• Work instructions
Each record below should be output verbatim, without pictures.

Stored entries:
● ● ● ●
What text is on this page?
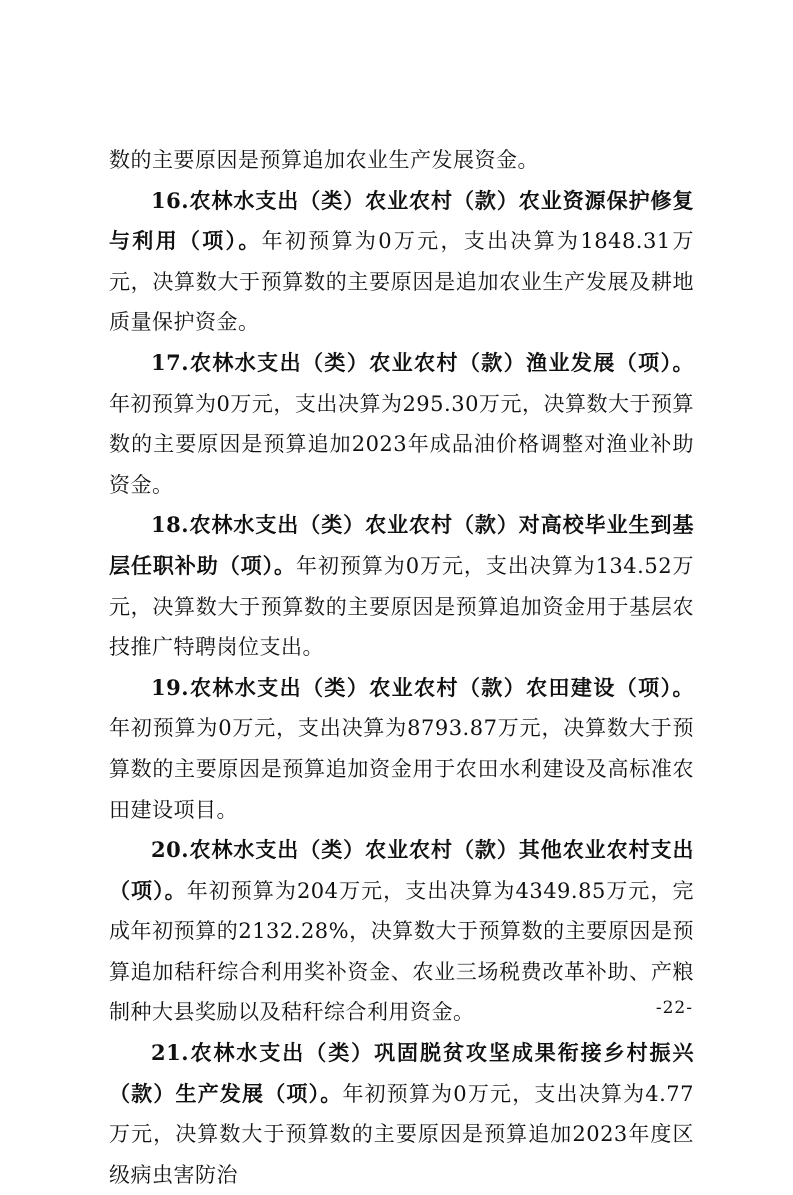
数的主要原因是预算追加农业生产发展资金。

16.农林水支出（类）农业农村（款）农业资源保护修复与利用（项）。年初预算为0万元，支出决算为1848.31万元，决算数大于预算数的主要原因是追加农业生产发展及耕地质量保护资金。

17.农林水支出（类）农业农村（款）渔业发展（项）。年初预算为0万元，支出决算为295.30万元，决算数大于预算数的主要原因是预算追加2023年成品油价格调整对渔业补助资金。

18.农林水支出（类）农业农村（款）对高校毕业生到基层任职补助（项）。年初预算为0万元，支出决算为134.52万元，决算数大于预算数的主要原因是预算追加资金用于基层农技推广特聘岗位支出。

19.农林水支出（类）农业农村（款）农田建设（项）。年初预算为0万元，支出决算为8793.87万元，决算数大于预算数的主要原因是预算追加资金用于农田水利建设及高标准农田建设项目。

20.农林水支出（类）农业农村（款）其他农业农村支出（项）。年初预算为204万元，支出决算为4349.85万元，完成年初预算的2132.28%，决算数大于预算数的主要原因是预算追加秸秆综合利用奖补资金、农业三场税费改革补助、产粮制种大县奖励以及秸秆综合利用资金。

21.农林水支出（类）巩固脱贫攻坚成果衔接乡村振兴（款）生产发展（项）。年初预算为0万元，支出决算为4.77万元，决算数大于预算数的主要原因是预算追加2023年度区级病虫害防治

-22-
● ● ● ●
• Solution to this problem
What text is on this page?
数的主要原因是预算追加农业生产发展资金。

16.农林水支出（类）农业农村（款）农业资源保护修复与利用（项）。年初预算为0万元，支出决算为1848.31万元，决算数大于预算数的主要原因是追加农业生产发展及耕地质量保护资金。

17.农林水支出（类）农业农村（款）渔业发展（项）。年初预算为0万元，支出决算为295.30万元，决算数大于预算数的主要原因是预算追加2023年成品油价格调整对渔业补助资金。

18.农林水支出（类）农业农村（款）对高校毕业生到基层任职补助（项）。年初预算为0万元，支出决算为134.52万元，决算数大于预算数的主要原因是预算追加资金用于基层农技推广特聘岗位支出。

19.农林水支出（类）农业农村（款）农田建设（项）。年初预算为0万元，支出决算为8793.87万元，决算数大于预算数的主要原因是预算追加资金用于农田水利建设及高标准农田建设项目。

20.农林水支出（类）农业农村（款）其他农业农村支出（项）。年初预算为204万元，支出决算为4349.85万元，完成年初预算的2132.28%，决算数大于预算数的主要原因是预算追加秸秆综合利用奖补资金、农业三场税费改革补助、产粮制种大县奖励以及秸秆综合利用资金。

21.农林水支出（类）巩固脱贫攻坚成果衔接乡村振兴（款）生产发展（项）。年初预算为0万元，支出决算为4.77万元，决算数大于预算数的主要原因是预算追加2023年度区级病虫害防治

-22-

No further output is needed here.